TASKS TO PERFORM
[1] In the film review, shorten the paragraph that begins "To its great credit" into a bulleted list that keeps its main facts.
[2] According to the film review, which country does Joe Wilson visit on his fact-finding trip?

TEXT PASSAGE
***

Fair GameIn 2001, CIA officer Valerie Plame’s (Naomi Watts) investigations lead her to conclude that Iraq does not have an active nuclear weapons programme, contrary to the belief (and fervent desire) of senior government officials. A request is made on behalf of the Vice President’s office that her husband, former U.S. Ambassador Joe Wilson (Sean Penn), undertake a fact finding trip to Niger to uncover solid evidence of a massive yellow cake uranium sale to Iraq. Wilson accepts the assignment, and reports after his return to the U.S. that there is no evidence of such a sale and that it could not have happened without some sort of paper trail. Outraged when President Bush subsequently cites evidence of the debunked uranium sale as part of the Administration’s WMD justification for the invasion of Iraq, Wilson publishes a scathing op ed piece in the New York Times which effectively brands the President a liar, bringing the wrath of Bush’s inner circle down on him and his wife.

It’s disconcerting that vast numbers of Americans seem only to become aware of some of the shocking abuses of power committed under the Bush Administration when the events are replayed in feature films. Fair Game, which recounts the story of Valerie Plame’s deliberate exposure as a covert operative by senior Bush officials, is another indictment of U.S. government subterfuge amounting to nothing less than a betrayal of the founding principles of their country.

To its great credit, Fair Game is restrained in its depiction of the deplorable actions of senior government officials including Karl Rove and Scooter Libby. Unlike Oliver Stone’s entertaining but broad strokes depiction of the Bush inner circle in W., men such as Libby are not presented as evil right wing caricatures; they are simply loyalists whose job is to manipulate people and facts to achieve the administration’s desired outcome. Valerie Plame and Joe Wilson were vilified in order to discredit them and protect the President’s reputation, as the government was determined to invade Iraq, remove their former ally and establish a strong military presence in the region regardless of any real threat posed by Saddam Hussein.

***

DATA FOR REVIEW
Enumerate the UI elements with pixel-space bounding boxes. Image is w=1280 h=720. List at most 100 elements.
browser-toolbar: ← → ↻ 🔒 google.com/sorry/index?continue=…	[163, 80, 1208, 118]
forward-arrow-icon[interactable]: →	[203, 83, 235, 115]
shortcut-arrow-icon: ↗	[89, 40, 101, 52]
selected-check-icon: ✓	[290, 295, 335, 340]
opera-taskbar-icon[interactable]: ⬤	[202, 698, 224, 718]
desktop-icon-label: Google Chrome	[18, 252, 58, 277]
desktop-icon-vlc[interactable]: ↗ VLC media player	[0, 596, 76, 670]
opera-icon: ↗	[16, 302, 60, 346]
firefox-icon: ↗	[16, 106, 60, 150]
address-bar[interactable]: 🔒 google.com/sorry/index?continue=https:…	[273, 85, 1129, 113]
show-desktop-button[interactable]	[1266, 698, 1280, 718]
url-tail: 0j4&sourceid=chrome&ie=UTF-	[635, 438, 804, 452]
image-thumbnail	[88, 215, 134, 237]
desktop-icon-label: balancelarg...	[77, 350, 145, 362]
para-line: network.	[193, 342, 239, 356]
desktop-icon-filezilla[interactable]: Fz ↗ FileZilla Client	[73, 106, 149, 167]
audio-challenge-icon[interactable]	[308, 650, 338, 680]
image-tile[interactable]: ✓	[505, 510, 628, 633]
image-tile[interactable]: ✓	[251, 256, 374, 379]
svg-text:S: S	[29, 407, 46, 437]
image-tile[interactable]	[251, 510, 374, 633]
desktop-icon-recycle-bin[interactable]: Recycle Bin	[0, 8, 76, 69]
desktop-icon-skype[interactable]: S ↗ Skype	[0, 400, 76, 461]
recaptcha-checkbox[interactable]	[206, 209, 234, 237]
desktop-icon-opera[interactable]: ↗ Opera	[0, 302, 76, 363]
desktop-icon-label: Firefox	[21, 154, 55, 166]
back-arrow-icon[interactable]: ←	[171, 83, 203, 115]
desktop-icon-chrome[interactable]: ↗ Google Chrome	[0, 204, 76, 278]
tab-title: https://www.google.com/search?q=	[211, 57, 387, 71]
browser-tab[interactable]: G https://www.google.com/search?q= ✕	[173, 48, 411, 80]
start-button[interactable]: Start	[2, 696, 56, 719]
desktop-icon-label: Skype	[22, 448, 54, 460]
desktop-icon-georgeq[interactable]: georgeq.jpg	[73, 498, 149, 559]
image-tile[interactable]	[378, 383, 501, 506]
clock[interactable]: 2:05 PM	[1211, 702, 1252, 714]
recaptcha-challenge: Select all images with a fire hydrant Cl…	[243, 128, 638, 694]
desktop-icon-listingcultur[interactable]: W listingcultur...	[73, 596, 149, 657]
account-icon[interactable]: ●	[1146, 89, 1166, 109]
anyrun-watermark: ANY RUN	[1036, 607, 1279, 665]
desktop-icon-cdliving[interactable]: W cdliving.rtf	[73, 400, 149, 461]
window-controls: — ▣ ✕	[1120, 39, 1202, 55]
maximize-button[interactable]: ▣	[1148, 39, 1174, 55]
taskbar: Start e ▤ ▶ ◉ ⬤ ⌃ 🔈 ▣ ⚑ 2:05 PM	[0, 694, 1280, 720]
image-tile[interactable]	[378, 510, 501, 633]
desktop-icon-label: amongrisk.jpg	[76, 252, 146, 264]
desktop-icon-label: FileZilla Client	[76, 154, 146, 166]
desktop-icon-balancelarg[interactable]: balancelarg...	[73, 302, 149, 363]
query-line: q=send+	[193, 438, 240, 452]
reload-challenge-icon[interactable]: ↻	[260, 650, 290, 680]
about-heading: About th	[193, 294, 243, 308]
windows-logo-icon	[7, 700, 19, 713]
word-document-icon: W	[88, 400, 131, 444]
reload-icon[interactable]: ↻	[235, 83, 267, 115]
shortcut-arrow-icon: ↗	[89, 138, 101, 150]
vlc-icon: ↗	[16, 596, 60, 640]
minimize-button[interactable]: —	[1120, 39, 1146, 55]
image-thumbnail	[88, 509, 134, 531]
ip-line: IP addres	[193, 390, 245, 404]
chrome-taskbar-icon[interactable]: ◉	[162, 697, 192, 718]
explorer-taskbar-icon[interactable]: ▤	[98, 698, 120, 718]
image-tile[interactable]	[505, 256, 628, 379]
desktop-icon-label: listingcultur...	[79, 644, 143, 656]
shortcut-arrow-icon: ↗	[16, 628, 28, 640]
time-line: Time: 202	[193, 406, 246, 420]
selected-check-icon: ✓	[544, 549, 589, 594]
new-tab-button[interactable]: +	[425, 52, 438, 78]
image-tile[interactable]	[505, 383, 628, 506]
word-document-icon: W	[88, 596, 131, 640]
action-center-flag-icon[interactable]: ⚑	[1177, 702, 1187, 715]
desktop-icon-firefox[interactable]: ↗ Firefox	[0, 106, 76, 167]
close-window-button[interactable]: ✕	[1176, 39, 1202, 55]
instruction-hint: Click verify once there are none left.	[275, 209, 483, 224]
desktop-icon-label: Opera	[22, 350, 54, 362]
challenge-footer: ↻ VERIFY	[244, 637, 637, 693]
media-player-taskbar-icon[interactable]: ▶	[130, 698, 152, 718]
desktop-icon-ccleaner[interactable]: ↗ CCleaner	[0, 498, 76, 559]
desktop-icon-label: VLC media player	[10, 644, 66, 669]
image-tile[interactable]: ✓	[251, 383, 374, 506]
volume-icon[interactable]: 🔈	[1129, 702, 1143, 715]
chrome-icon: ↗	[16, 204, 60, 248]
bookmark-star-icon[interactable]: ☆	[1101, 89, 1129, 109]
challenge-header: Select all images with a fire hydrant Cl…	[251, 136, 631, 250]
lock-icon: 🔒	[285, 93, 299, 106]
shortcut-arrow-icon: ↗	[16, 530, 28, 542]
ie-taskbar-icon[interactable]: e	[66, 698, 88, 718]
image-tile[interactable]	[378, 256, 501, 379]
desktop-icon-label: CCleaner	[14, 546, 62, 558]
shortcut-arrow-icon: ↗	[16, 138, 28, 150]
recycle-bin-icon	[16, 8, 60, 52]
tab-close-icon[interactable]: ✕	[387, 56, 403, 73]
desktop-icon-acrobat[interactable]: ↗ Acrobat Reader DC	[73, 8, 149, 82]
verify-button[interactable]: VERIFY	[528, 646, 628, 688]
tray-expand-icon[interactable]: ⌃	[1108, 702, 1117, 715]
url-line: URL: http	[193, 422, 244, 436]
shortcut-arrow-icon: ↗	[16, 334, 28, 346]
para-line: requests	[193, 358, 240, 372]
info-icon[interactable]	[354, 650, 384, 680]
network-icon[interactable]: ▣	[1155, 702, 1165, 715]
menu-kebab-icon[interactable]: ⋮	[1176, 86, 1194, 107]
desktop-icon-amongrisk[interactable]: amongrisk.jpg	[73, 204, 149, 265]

***

ANSWERS BY ITEM
[1]
- Fair Game shows the deplorable actions of senior officials, including Karl Rove and Scooter Libby, with restraint.
- Unlike Oliver Stone's broad-strokes portrait of the Bush inner circle in W., it does not present men like Libby as evil right-wing caricatures. They are loyalists whose job is to manipulate people and facts to get the outcome the administration wanted.
- Valerie Plame and Joe Wilson were vilified to discredit them and protect the President's reputation.
- The government was set on invading Iraq, removing its former ally and building a strong military presence in the region, whatever real threat Saddam Hussein posed.

[2] Niger.